__GIVEN INSTRUCTION__
Reproduce every line of the listing below verbatim, leaving out the pictures.

---------- SUPPLIED INFORMATION ----------

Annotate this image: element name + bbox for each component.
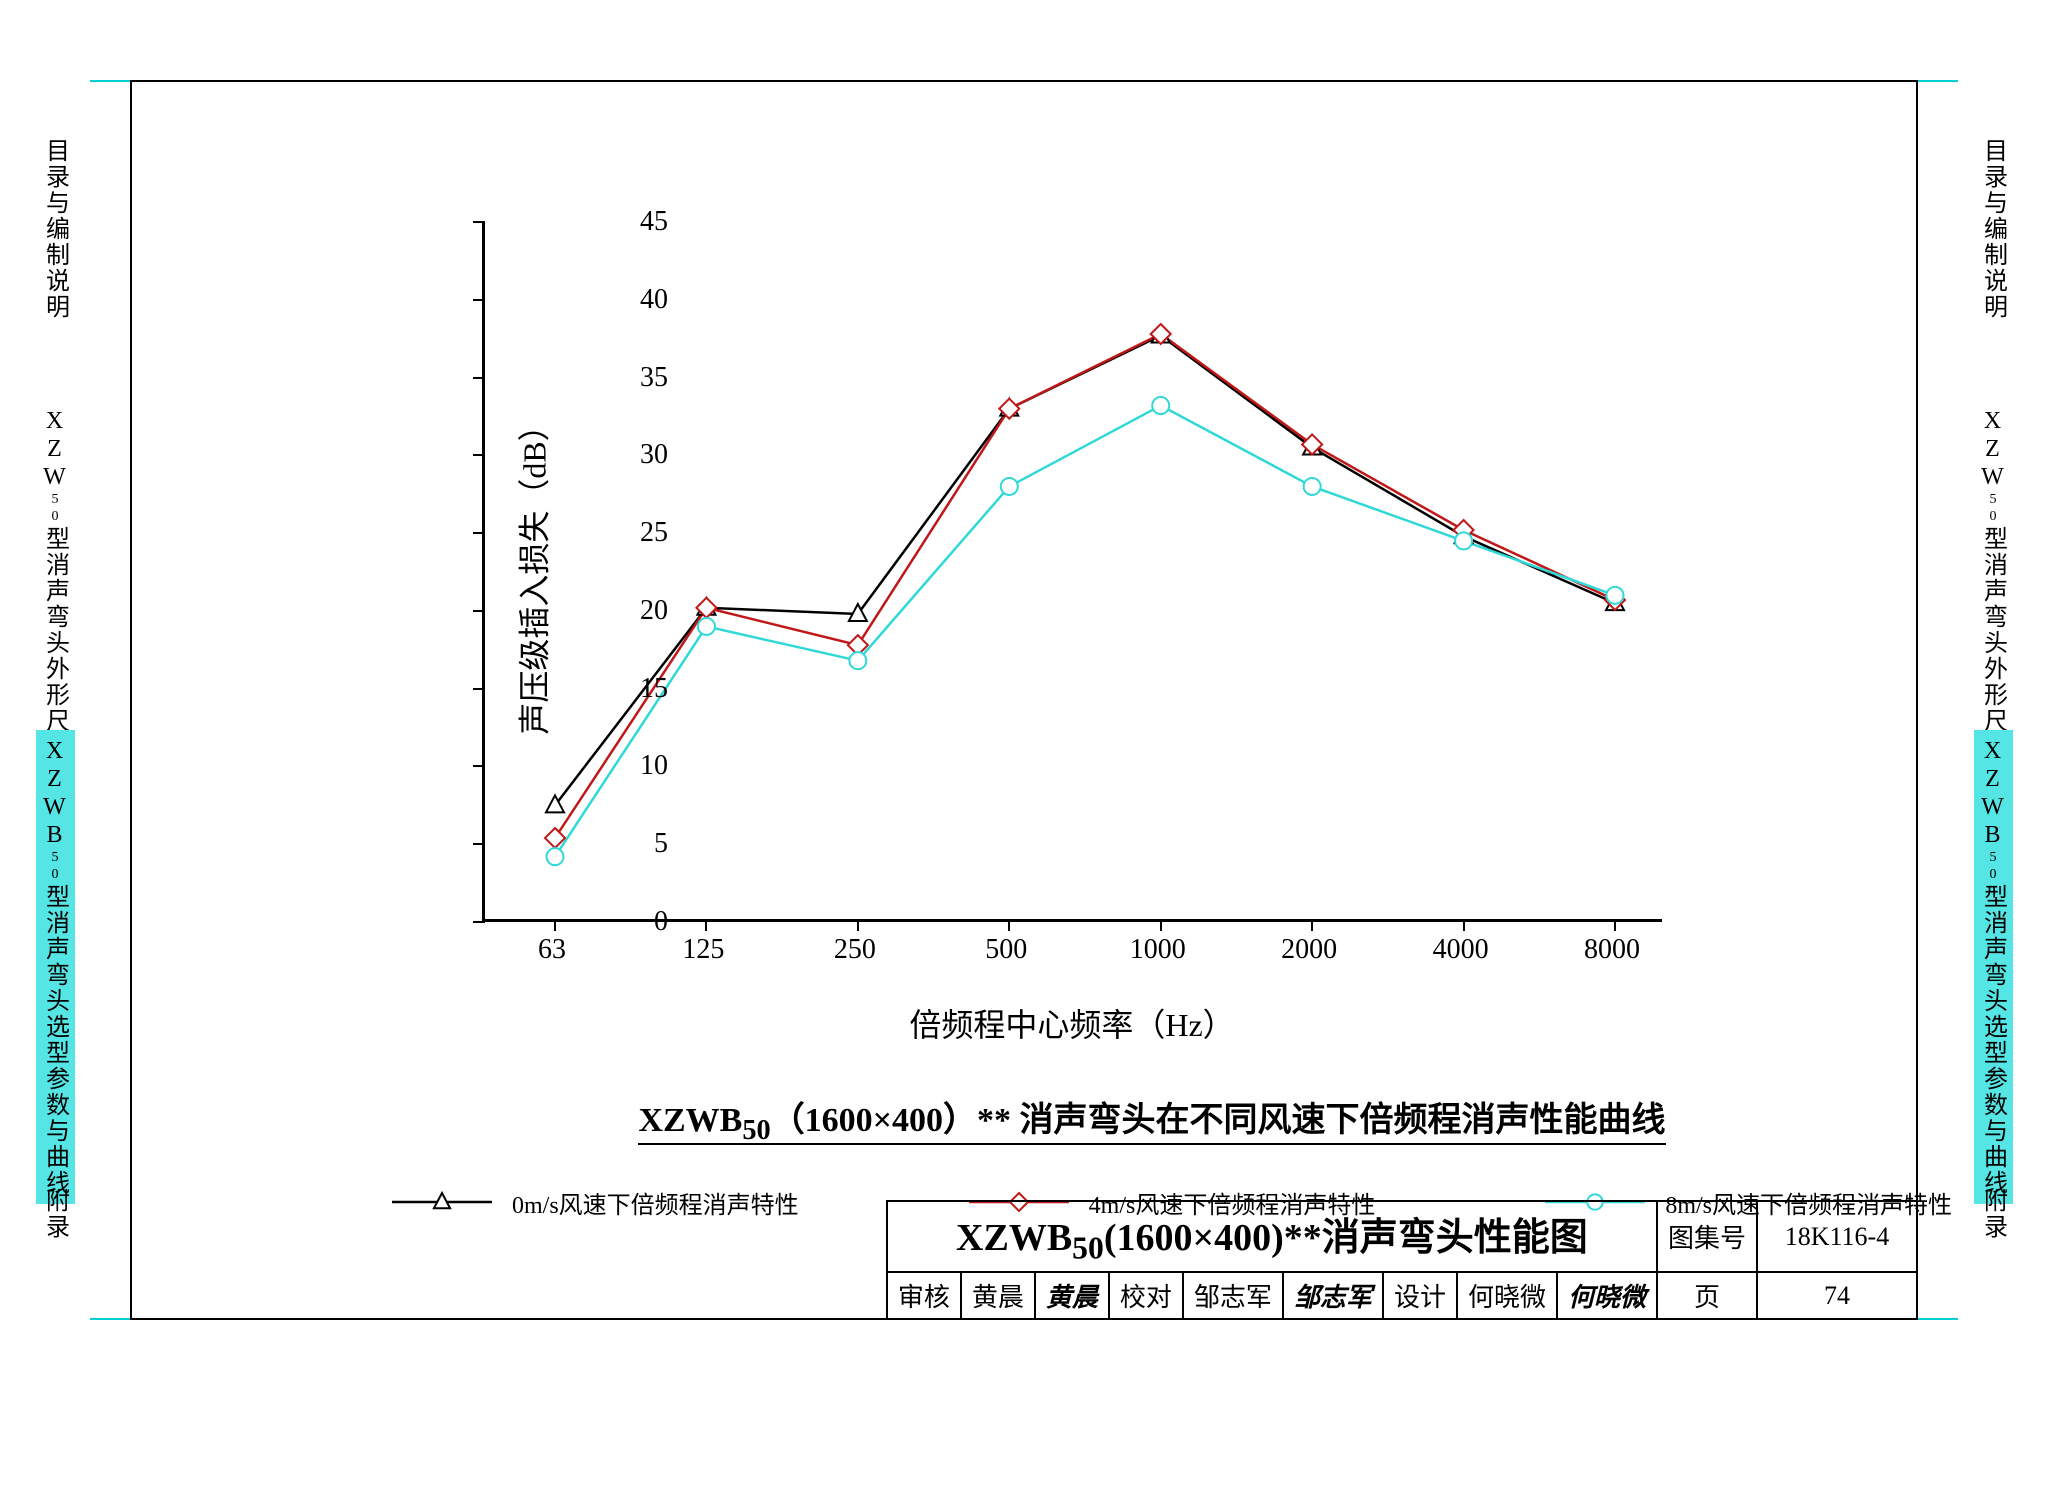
review-name: 黄晨 — [961, 1272, 1035, 1319]
y-tick-label: 40 — [640, 284, 668, 316]
x-tick — [1614, 919, 1616, 931]
y-tick — [473, 921, 485, 923]
y-tick-label: 45 — [640, 206, 668, 238]
y-tick — [473, 299, 485, 301]
x-tick — [1160, 919, 1162, 931]
x-axis-label: 倍频程中心频率（Hz） — [909, 1000, 1234, 1046]
y-tick-label: 35 — [640, 362, 668, 394]
review-label: 审核 — [887, 1272, 961, 1319]
x-tick-label: 250 — [834, 934, 876, 966]
x-tick-label: 8000 — [1584, 934, 1640, 966]
chart-caption: XZWB50（1600×400）** 消声弯头在不同风速下倍频程消声性能曲线 — [502, 1092, 1802, 1147]
y-tick-label: 20 — [640, 595, 668, 627]
review-signature: 黄晨 — [1035, 1272, 1109, 1319]
y-tick-label: 10 — [640, 750, 668, 782]
y-tick — [473, 765, 485, 767]
y-tick — [473, 377, 485, 379]
design-signature: 何晓微 — [1557, 1272, 1657, 1319]
side-label-toc-r: 目录与编制说明 — [1974, 130, 2013, 328]
set-number-label: 图集号 — [1657, 1201, 1757, 1272]
line-chart-svg — [485, 222, 1665, 922]
y-tick-label: 15 — [640, 673, 668, 705]
side-label-appendix-r: 附录 — [1974, 1180, 2013, 1248]
drawing-frame: 声压级插入损失（dB） 倍频程中心频率（Hz） 0 5 10 15 20 25 30 35 40… — [130, 80, 1918, 1320]
y-tick-label: 5 — [654, 828, 668, 860]
y-tick — [473, 610, 485, 612]
x-tick-label: 1000 — [1130, 934, 1186, 966]
x-tick — [1311, 919, 1313, 931]
x-tick-label: 500 — [985, 934, 1027, 966]
y-tick — [473, 532, 485, 534]
x-tick-label: 63 — [538, 934, 566, 966]
side-label-appendix: 附录 — [36, 1180, 75, 1248]
plot-area — [482, 222, 1662, 922]
y-tick — [473, 454, 485, 456]
x-tick — [705, 919, 707, 931]
page-label: 页 — [1657, 1272, 1757, 1319]
y-tick — [473, 843, 485, 845]
x-tick — [1008, 919, 1010, 931]
drawing-title: XZWB50(1600×400)**消声弯头性能图 — [887, 1201, 1657, 1272]
chart-area: 声压级插入损失（dB） 倍频程中心频率（Hz） 0510152025303540… — [482, 222, 1862, 1002]
y-tick — [473, 221, 485, 223]
side-label-xzwb-active: XZWB50型消声弯头选型参数与曲线 — [36, 730, 75, 1204]
x-tick-label: 4000 — [1433, 934, 1489, 966]
y-tick-label: 30 — [640, 439, 668, 471]
legend-item-0: 0m/s风速下倍频程消声特性 — [392, 1185, 799, 1220]
y-tick-label: 0 — [654, 906, 668, 938]
x-tick — [1463, 919, 1465, 931]
x-tick — [554, 919, 556, 931]
title-block: XZWB50(1600×400)**消声弯头性能图 图集号 18K116-4 审… — [886, 1200, 1918, 1320]
legend-label-0: 0m/s风速下倍频程消声特性 — [512, 1185, 799, 1220]
page-value: 74 — [1757, 1272, 1917, 1319]
side-label-xzwb-active-r: XZWB50型消声弯头选型参数与曲线 — [1974, 730, 2013, 1204]
design-label: 设计 — [1383, 1272, 1457, 1319]
x-tick — [857, 919, 859, 931]
x-tick-label: 2000 — [1281, 934, 1337, 966]
y-axis-label: 声压级插入损失（dB） — [510, 409, 556, 734]
y-tick-label: 25 — [640, 517, 668, 549]
y-tick — [473, 688, 485, 690]
check-signature: 邹志军 — [1283, 1272, 1383, 1319]
check-name: 邹志军 — [1183, 1272, 1283, 1319]
design-name: 何晓微 — [1457, 1272, 1557, 1319]
set-number-value: 18K116-4 — [1757, 1201, 1917, 1272]
x-tick-label: 125 — [682, 934, 724, 966]
check-label: 校对 — [1109, 1272, 1183, 1319]
side-label-toc: 目录与编制说明 — [36, 130, 75, 328]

----------

__REPLY TO THE TASK__
Annotate this image: element name + bbox for each component.
review-name: 黄晨 — [961, 1272, 1035, 1319]
y-tick-label: 40 — [640, 284, 668, 316]
x-tick — [1614, 919, 1616, 931]
y-tick — [473, 921, 485, 923]
y-tick-label: 45 — [640, 206, 668, 238]
y-tick — [473, 299, 485, 301]
x-tick — [1160, 919, 1162, 931]
x-axis-label: 倍频程中心频率（Hz） — [909, 1000, 1234, 1046]
y-tick-label: 35 — [640, 362, 668, 394]
review-label: 审核 — [887, 1272, 961, 1319]
x-tick-label: 250 — [834, 934, 876, 966]
x-tick-label: 8000 — [1584, 934, 1640, 966]
chart-caption: XZWB50（1600×400）** 消声弯头在不同风速下倍频程消声性能曲线 — [502, 1092, 1802, 1147]
y-tick-label: 20 — [640, 595, 668, 627]
review-signature: 黄晨 — [1035, 1272, 1109, 1319]
y-tick-label: 10 — [640, 750, 668, 782]
y-tick — [473, 765, 485, 767]
y-tick — [473, 377, 485, 379]
design-signature: 何晓微 — [1557, 1272, 1657, 1319]
side-label-toc-r: 目录与编制说明 — [1974, 130, 2013, 328]
set-number-label: 图集号 — [1657, 1201, 1757, 1272]
line-chart-svg — [485, 222, 1665, 922]
y-tick-label: 15 — [640, 673, 668, 705]
side-label-appendix-r: 附录 — [1974, 1180, 2013, 1248]
drawing-frame: 声压级插入损失（dB） 倍频程中心频率（Hz） 0 5 10 15 20 25 30 35 40… — [130, 80, 1918, 1320]
y-tick-label: 5 — [654, 828, 668, 860]
y-tick — [473, 610, 485, 612]
x-tick-label: 1000 — [1130, 934, 1186, 966]
x-tick — [1311, 919, 1313, 931]
x-tick-label: 500 — [985, 934, 1027, 966]
y-tick — [473, 532, 485, 534]
x-tick-label: 63 — [538, 934, 566, 966]
side-label-appendix: 附录 — [36, 1180, 75, 1248]
plot-area — [482, 222, 1662, 922]
y-tick — [473, 454, 485, 456]
x-tick — [705, 919, 707, 931]
page-label: 页 — [1657, 1272, 1757, 1319]
y-tick — [473, 843, 485, 845]
x-tick — [1008, 919, 1010, 931]
drawing-title: XZWB50(1600×400)**消声弯头性能图 — [887, 1201, 1657, 1272]
chart-area: 声压级插入损失（dB） 倍频程中心频率（Hz） 0510152025303540… — [482, 222, 1862, 1002]
y-tick — [473, 221, 485, 223]
side-label-xzwb-active: XZWB50型消声弯头选型参数与曲线 — [36, 730, 75, 1204]
x-tick-label: 4000 — [1433, 934, 1489, 966]
y-tick-label: 30 — [640, 439, 668, 471]
legend-item-0: 0m/s风速下倍频程消声特性 — [392, 1185, 799, 1220]
y-tick-label: 0 — [654, 906, 668, 938]
x-tick — [1463, 919, 1465, 931]
x-tick — [554, 919, 556, 931]
title-block: XZWB50(1600×400)**消声弯头性能图 图集号 18K116-4 审… — [886, 1200, 1918, 1320]
legend-label-0: 0m/s风速下倍频程消声特性 — [512, 1185, 799, 1220]
page-value: 74 — [1757, 1272, 1917, 1319]
side-label-xzwb-active-r: XZWB50型消声弯头选型参数与曲线 — [1974, 730, 2013, 1204]
design-label: 设计 — [1383, 1272, 1457, 1319]
x-tick — [857, 919, 859, 931]
x-tick-label: 2000 — [1281, 934, 1337, 966]
y-axis-label: 声压级插入损失（dB） — [510, 409, 556, 734]
y-tick-label: 25 — [640, 517, 668, 549]
y-tick — [473, 688, 485, 690]
check-signature: 邹志军 — [1283, 1272, 1383, 1319]
check-name: 邹志军 — [1183, 1272, 1283, 1319]
design-name: 何晓微 — [1457, 1272, 1557, 1319]
set-number-value: 18K116-4 — [1757, 1201, 1917, 1272]
x-tick-label: 125 — [682, 934, 724, 966]
check-label: 校对 — [1109, 1272, 1183, 1319]
side-label-toc: 目录与编制说明 — [36, 130, 75, 328]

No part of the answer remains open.